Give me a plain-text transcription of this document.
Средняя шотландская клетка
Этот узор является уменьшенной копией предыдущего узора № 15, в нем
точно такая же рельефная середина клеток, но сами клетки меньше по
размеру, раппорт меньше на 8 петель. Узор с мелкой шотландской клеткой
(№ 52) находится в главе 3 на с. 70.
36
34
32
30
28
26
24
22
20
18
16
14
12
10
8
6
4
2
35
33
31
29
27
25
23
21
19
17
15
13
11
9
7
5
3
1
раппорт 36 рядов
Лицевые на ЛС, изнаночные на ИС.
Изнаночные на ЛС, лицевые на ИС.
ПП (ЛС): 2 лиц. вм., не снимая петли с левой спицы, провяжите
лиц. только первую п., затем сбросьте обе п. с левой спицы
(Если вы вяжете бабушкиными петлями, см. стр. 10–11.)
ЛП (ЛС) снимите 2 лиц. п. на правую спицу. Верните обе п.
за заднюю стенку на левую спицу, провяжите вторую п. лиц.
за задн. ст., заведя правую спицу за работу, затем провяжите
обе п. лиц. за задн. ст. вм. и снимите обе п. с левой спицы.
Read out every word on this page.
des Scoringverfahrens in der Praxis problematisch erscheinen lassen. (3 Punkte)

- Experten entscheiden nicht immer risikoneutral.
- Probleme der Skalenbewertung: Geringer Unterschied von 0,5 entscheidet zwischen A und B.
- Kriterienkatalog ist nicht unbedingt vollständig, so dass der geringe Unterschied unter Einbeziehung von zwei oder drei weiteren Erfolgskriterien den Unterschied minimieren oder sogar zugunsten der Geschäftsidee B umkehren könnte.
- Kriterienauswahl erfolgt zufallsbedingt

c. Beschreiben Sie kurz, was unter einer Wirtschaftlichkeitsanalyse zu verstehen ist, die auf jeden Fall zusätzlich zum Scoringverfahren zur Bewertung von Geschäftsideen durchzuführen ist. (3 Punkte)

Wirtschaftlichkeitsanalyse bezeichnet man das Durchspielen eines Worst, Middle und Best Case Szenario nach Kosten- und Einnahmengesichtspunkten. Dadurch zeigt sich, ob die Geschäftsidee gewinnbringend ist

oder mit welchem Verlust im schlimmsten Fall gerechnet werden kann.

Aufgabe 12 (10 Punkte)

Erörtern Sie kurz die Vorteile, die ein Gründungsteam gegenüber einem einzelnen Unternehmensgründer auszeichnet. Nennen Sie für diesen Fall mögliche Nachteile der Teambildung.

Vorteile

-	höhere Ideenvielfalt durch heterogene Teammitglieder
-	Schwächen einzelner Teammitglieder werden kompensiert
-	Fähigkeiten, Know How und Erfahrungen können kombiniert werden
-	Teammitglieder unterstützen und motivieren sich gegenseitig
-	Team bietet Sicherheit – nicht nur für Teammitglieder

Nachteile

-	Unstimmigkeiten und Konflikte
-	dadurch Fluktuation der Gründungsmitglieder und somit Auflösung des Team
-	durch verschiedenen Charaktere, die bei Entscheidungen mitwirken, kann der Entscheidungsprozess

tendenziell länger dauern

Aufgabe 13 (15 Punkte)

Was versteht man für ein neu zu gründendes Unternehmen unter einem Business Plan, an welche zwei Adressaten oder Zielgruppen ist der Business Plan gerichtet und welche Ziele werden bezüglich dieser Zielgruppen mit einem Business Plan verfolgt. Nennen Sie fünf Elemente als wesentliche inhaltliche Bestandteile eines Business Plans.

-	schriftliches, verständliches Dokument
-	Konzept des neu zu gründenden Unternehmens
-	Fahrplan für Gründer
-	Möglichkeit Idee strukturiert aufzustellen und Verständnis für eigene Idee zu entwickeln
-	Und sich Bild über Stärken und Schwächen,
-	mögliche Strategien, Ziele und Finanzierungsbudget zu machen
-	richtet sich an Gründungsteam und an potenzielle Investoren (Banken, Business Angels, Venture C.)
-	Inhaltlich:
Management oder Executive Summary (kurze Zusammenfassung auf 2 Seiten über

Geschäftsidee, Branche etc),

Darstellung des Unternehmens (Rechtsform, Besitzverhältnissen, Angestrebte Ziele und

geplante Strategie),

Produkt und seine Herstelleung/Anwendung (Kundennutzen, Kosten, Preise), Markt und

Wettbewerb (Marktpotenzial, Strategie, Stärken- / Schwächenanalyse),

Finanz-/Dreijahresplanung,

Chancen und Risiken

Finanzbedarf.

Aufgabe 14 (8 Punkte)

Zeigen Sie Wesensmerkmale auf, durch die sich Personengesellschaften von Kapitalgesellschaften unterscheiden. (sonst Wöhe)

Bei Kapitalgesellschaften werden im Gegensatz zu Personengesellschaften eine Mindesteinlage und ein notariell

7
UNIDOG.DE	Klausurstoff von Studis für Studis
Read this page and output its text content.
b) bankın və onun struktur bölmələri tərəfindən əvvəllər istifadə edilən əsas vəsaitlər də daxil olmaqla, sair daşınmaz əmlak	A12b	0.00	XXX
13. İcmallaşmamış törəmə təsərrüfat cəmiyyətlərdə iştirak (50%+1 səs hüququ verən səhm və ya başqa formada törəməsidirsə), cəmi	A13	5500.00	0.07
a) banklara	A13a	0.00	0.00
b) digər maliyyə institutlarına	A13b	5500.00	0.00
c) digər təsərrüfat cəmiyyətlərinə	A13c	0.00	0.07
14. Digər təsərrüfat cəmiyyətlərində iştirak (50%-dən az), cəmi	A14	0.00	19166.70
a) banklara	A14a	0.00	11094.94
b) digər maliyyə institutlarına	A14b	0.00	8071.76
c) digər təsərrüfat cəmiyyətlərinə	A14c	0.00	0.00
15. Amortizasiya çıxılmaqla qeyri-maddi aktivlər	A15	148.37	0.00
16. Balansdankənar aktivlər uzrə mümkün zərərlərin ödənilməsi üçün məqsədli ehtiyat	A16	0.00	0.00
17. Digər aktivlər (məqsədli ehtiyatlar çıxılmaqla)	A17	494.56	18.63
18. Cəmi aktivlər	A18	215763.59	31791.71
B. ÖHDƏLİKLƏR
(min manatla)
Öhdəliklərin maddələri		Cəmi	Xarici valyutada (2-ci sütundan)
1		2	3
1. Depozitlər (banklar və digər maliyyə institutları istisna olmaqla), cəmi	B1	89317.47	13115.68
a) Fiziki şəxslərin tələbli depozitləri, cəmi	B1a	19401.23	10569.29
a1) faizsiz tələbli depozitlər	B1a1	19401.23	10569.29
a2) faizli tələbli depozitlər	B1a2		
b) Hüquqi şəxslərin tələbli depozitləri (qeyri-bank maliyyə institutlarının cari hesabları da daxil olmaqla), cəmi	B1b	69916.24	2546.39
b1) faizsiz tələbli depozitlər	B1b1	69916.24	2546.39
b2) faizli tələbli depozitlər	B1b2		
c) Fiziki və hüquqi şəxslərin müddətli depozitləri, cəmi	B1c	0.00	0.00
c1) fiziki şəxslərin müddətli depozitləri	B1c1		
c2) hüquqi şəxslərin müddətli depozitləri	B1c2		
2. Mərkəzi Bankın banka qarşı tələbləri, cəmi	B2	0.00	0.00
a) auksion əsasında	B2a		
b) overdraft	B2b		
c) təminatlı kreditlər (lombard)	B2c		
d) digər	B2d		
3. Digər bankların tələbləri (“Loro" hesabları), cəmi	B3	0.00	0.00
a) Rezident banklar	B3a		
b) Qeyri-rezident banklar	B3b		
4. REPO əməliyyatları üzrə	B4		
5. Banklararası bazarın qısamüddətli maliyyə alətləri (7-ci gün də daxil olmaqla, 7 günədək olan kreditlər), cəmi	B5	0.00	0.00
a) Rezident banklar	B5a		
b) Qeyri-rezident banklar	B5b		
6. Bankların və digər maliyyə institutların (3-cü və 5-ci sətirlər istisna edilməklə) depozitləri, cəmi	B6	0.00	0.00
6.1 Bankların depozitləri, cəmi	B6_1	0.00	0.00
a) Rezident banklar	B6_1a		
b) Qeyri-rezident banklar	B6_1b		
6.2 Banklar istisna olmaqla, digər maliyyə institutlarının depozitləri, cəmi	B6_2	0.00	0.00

************

Set problem :: Identify each line holding the string "Business", and copy it out.

Solution ::
Was versteht man für ein neu zu gründendes Unternehmen unter einem Business Plan, an welche zwei Adressaten oder Zielgruppen ist der Business Plan gerichtet und welche Ziele werden bezüglich dieser Zielgruppen mit einem Business Plan verfolgt. Nennen Sie fünf Elemente als wesentliche inhaltliche Bestandteile eines Business Plans.
-	richtet sich an Gründungsteam und an potenzielle Investoren (Banken, Business Angels, Venture C.)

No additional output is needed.